- MATERIAL TO PROCESS:

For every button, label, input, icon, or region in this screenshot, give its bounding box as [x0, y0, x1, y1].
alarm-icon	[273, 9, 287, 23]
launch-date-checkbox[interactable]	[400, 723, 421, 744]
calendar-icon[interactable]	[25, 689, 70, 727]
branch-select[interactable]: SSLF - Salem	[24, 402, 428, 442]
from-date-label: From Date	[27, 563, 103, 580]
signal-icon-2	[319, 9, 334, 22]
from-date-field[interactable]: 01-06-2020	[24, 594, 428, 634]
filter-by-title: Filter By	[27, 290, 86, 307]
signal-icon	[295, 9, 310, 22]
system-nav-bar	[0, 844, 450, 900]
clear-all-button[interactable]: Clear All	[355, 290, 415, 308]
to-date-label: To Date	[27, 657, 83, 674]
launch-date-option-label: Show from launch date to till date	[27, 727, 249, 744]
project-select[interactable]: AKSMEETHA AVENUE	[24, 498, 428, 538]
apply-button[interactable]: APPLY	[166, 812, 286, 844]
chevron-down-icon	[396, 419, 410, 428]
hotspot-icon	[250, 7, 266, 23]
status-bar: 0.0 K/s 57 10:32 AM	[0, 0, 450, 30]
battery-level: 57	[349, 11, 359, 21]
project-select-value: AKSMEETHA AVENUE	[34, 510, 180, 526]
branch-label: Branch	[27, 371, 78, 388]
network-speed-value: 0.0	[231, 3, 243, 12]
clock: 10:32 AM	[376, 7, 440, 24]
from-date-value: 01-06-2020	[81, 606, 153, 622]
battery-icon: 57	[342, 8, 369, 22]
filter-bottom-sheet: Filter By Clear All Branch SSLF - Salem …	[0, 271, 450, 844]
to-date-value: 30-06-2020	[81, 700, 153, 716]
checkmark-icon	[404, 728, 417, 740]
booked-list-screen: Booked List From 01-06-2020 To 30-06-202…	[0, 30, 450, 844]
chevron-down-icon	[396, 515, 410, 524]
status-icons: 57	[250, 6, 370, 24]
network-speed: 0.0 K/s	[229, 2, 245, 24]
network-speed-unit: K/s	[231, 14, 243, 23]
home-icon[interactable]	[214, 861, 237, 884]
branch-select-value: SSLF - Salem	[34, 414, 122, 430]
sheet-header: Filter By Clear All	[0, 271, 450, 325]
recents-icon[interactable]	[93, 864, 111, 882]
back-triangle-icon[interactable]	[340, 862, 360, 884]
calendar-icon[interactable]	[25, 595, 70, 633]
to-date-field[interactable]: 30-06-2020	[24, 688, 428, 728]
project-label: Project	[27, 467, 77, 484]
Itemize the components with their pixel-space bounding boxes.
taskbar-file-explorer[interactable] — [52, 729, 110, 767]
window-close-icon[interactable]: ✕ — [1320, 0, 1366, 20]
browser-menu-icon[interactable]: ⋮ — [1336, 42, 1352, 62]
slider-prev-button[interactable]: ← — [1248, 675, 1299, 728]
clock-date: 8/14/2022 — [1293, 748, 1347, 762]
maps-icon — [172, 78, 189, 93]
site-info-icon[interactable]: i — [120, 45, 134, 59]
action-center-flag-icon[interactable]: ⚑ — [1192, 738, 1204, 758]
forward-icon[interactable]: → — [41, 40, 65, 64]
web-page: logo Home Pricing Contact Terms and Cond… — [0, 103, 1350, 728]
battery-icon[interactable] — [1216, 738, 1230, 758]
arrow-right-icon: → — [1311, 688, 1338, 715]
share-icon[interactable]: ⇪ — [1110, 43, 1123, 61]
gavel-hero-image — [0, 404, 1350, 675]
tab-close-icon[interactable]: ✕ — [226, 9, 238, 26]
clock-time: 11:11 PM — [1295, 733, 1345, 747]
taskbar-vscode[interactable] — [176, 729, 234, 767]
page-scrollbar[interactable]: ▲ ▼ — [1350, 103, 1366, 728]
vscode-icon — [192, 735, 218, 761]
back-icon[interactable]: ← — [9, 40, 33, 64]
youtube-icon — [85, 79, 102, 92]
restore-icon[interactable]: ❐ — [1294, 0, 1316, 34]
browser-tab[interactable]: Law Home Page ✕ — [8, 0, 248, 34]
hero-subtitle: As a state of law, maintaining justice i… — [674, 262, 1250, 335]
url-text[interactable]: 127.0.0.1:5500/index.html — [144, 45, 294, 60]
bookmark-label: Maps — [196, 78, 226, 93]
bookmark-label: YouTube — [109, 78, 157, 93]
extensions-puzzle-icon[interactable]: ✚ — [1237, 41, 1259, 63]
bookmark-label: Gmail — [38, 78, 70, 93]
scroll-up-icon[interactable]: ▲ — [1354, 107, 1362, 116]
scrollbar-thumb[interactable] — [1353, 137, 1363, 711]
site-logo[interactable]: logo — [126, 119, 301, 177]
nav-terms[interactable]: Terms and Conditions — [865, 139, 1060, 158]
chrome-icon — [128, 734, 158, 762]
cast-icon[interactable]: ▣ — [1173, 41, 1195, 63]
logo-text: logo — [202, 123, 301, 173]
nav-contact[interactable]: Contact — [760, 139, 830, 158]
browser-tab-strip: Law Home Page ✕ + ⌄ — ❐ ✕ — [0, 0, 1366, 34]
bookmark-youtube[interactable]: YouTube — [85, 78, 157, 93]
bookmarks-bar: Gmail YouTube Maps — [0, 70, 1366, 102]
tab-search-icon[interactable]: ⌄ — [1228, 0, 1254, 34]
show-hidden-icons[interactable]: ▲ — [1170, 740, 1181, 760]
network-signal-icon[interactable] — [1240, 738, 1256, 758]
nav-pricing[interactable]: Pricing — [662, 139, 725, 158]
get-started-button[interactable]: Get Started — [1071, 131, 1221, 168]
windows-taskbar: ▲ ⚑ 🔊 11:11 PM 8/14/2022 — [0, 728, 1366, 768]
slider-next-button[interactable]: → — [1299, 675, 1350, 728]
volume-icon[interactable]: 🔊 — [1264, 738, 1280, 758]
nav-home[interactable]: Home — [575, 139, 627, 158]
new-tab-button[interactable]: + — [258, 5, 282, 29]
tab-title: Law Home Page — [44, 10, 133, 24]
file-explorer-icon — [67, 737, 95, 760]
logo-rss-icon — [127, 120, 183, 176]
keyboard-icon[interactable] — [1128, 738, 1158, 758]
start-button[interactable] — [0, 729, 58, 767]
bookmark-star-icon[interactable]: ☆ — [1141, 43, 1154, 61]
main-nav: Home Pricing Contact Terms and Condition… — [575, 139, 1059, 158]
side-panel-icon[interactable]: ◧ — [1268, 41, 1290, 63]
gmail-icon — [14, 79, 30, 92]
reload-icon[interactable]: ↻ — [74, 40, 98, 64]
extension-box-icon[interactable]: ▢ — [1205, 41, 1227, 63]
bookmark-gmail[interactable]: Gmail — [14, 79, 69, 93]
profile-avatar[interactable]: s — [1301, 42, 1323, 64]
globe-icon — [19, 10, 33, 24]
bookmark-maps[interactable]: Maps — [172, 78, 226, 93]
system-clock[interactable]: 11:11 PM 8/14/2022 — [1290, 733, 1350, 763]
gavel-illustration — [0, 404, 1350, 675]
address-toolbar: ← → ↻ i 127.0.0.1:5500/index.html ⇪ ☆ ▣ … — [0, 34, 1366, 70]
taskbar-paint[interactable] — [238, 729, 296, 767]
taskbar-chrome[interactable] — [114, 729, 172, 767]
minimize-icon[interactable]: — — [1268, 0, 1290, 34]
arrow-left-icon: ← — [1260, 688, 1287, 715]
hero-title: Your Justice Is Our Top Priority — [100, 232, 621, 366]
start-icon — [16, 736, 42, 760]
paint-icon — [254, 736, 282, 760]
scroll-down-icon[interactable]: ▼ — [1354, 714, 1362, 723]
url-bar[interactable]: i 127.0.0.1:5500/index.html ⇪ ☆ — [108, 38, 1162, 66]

- TASK TO CARRY OUT:
Put each line of the listing above into a JSON array of strings, one string per line, and omit any blank lines.

- FINISHED ANSWER:
[
  "For every button, label, input, icon, or region in this screenshot, give its bounding box as [x0, y0, x1, y1].",
  "alarm-icon\t[273, 9, 287, 23]",
  "launch-date-checkbox[interactable]\t[400, 723, 421, 744]",
  "calendar-icon[interactable]\t[25, 689, 70, 727]",
  "branch-select[interactable]: SSLF - Salem\t[24, 402, 428, 442]",
  "from-date-label: From Date\t[27, 563, 103, 580]",
  "signal-icon-2\t[319, 9, 334, 22]",
  "from-date-field[interactable]: 01-06-2020\t[24, 594, 428, 634]",
  "filter-by-title: Filter By\t[27, 290, 86, 307]",
  "signal-icon\t[295, 9, 310, 22]",
  "system-nav-bar\t[0, 844, 450, 900]",
  "clear-all-button[interactable]: Clear All\t[355, 290, 415, 308]",
  "to-date-label: To Date\t[27, 657, 83, 674]",
  "launch-date-option-label: Show from launch date to till date\t[27, 727, 249, 744]",
  "project-select[interactable]: AKSMEETHA AVENUE\t[24, 498, 428, 538]",
  "apply-button[interactable]: APPLY\t[166, 812, 286, 844]",
  "chevron-down-icon\t[396, 419, 410, 428]",
  "hotspot-icon\t[250, 7, 266, 23]",
  "status-bar: 0.0 K/s 57 10:32 AM\t[0, 0, 450, 30]",
  "battery-level: 57\t[349, 11, 359, 21]",
  "project-select-value: AKSMEETHA AVENUE\t[34, 510, 180, 526]",
  "branch-label: Branch\t[27, 371, 78, 388]",
  "network-speed-value: 0.0\t[231, 3, 243, 12]",
  "clock: 10:32 AM\t[376, 7, 440, 24]",
  "from-date-value: 01-06-2020\t[81, 606, 153, 622]",
  "battery-icon: 57\t[342, 8, 369, 22]",
  "filter-bottom-sheet: Filter By Clear All Branch SSLF - Salem …\t[0, 271, 450, 844]",
  "to-date-value: 30-06-2020\t[81, 700, 153, 716]",
  "checkmark-icon\t[404, 728, 417, 740]",
  "booked-list-screen: Booked List From 01-06-2020 To 30-06-202…\t[0, 30, 450, 844]",
  "chevron-down-icon\t[396, 515, 410, 524]",
  "status-icons: 57\t[250, 6, 370, 24]",
  "network-speed: 0.0 K/s\t[229, 2, 245, 24]",
  "network-speed-unit: K/s\t[231, 14, 243, 23]",
  "home-icon[interactable]\t[214, 861, 237, 884]",
  "branch-select-value: SSLF - Salem\t[34, 414, 122, 430]",
  "sheet-header: Filter By Clear All\t[0, 271, 450, 325]",
  "recents-icon[interactable]\t[93, 864, 111, 882]",
  "back-triangle-icon[interactable]\t[340, 862, 360, 884]",
  "calendar-icon[interactable]\t[25, 595, 70, 633]",
  "to-date-field[interactable]: 30-06-2020\t[24, 688, 428, 728]",
  "project-label: Project\t[27, 467, 77, 484]",
  "Itemize the components with their pixel-space bounding boxes.",
  "taskbar-file-explorer[interactable] — [52, 729, 110, 767]",
  "window-close-icon[interactable]: ✕ — [1320, 0, 1366, 20]",
  "browser-menu-icon[interactable]: ⋮ — [1336, 42, 1352, 62]",
  "slider-prev-button[interactable]: ← — [1248, 675, 1299, 728]",
  "clock-date: 8/14/2022 — [1293, 748, 1347, 762]",
  "maps-icon — [172, 78, 189, 93]",
  "site-info-icon[interactable]: i — [120, 45, 134, 59]",
  "action-center-flag-icon[interactable]: ⚑ — [1192, 738, 1204, 758]",
  "forward-icon[interactable]: → — [41, 40, 65, 64]",
  "web-page: logo Home Pricing Contact Terms and Cond… — [0, 103, 1350, 728]",
  "battery-icon[interactable] — [1216, 738, 1230, 758]",
  "arrow-right-icon: → — [1311, 688, 1338, 715]",
  "share-icon[interactable]: ⇪ — [1110, 43, 1123, 61]",
  "gavel-hero-image — [0, 404, 1350, 675]",
  "tab-close-icon[interactable]: ✕ — [226, 9, 238, 26]",
  "clock-time: 11:11 PM — [1295, 733, 1345, 747]",
  "taskbar-vscode[interactable] — [176, 729, 234, 767]",
  "page-scrollbar[interactable]: ▲ ▼ — [1350, 103, 1366, 728]",
  "vscode-icon — [192, 735, 218, 761]",
  "back-icon[interactable]: ← — [9, 40, 33, 64]",
  "youtube-icon — [85, 79, 102, 92]",
  "restore-icon[interactable]: ❐ — [1294, 0, 1316, 34]",
  "browser-tab[interactable]: Law Home Page ✕ — [8, 0, 248, 34]",
  "hero-subtitle: As a state of law, maintaining justice i… — [674, 262, 1250, 335]",
  "url-text[interactable]: 127.0.0.1:5500/index.html — [144, 45, 294, 60]",
  "bookmark-label: Maps — [196, 78, 226, 93]",
  "bookmark-label: YouTube — [109, 78, 157, 93]",
  "extensions-puzzle-icon[interactable]: ✚ — [1237, 41, 1259, 63]",
  "bookmark-label: Gmail — [38, 78, 70, 93]",
  "scroll-up-icon[interactable]: ▲ — [1354, 107, 1362, 116]",
  "scrollbar-thumb[interactable] — [1353, 137, 1363, 711]",
  "site-logo[interactable]: logo — [126, 119, 301, 177]",
  "nav-terms[interactable]: Terms and Conditions — [865, 139, 1060, 158]",
  "chrome-icon — [128, 734, 158, 762]",
  "cast-icon[interactable]: ▣ — [1173, 41, 1195, 63]",
  "logo-text: logo — [202, 123, 301, 173]",
  "nav-contact[interactable]: Contact — [760, 139, 830, 158]",
  "browser-tab-strip: Law Home Page ✕ + ⌄ — ❐ ✕ — [0, 0, 1366, 34]",
  "bookmark-youtube[interactable]: YouTube — [85, 78, 157, 93]",
  "bookmarks-bar: Gmail YouTube Maps — [0, 70, 1366, 102]",
  "tab-search-icon[interactable]: ⌄ — [1228, 0, 1254, 34]",
  "show-hidden-icons[interactable]: ▲ — [1170, 740, 1181, 760]",
  "network-signal-icon[interactable] — [1240, 738, 1256, 758]",
  "nav-pricing[interactable]: Pricing — [662, 139, 725, 158]",
  "get-started-button[interactable]: Get Started — [1071, 131, 1221, 168]",
  "windows-taskbar: ▲ ⚑ 🔊 11:11 PM 8/14/2022 — [0, 728, 1366, 768]",
  "slider-next-button[interactable]: → — [1299, 675, 1350, 728]",
  "volume-icon[interactable]: 🔊 — [1264, 738, 1280, 758]",
  "nav-home[interactable]: Home — [575, 139, 627, 158]",
  "new-tab-button[interactable]: + — [258, 5, 282, 29]",
  "tab-title: Law Home Page — [44, 10, 133, 24]",
  "file-explorer-icon — [67, 737, 95, 760]",
  "logo-rss-icon — [127, 120, 183, 176]",
  "keyboard-icon[interactable] — [1128, 738, 1158, 758]",
  "start-button[interactable] — [0, 729, 58, 767]",
  "bookmark-star-icon[interactable]: ☆ — [1141, 43, 1154, 61]",
  "main-nav: Home Pricing Contact Terms and Condition… — [575, 139, 1059, 158]",
  "side-panel-icon[interactable]: ◧ — [1268, 41, 1290, 63]",
  "gmail-icon — [14, 79, 30, 92]",
  "reload-icon[interactable]: ↻ — [74, 40, 98, 64]",
  "extension-box-icon[interactable]: ▢ — [1205, 41, 1227, 63]",
  "bookmark-gmail[interactable]: Gmail — [14, 79, 69, 93]",
  "profile-avatar[interactable]: s — [1301, 42, 1323, 64]",
  "globe-icon — [19, 10, 33, 24]",
  "bookmark-maps[interactable]: Maps — [172, 78, 226, 93]",
  "system-clock[interactable]: 11:11 PM 8/14/2022 — [1290, 733, 1350, 763]",
  "gavel-illustration — [0, 404, 1350, 675]",
  "address-toolbar: ← → ↻ i 127.0.0.1:5500/index.html ⇪ ☆ ▣ … — [0, 34, 1366, 70]",
  "taskbar-paint[interactable] — [238, 729, 296, 767]",
  "taskbar-chrome[interactable] — [114, 729, 172, 767]",
  "minimize-icon[interactable]: — — [1268, 0, 1290, 34]",
  "arrow-left-icon: ← — [1260, 688, 1287, 715]",
  "hero-title: Your Justice Is Our Top Priority — [100, 232, 621, 366]",
  "start-icon — [16, 736, 42, 760]",
  "paint-icon — [254, 736, 282, 760]",
  "scroll-down-icon[interactable]: ▼ — [1354, 714, 1362, 723]",
  "url-bar[interactable]: i 127.0.0.1:5500/index.html ⇪ ☆ — [108, 38, 1162, 66]"
]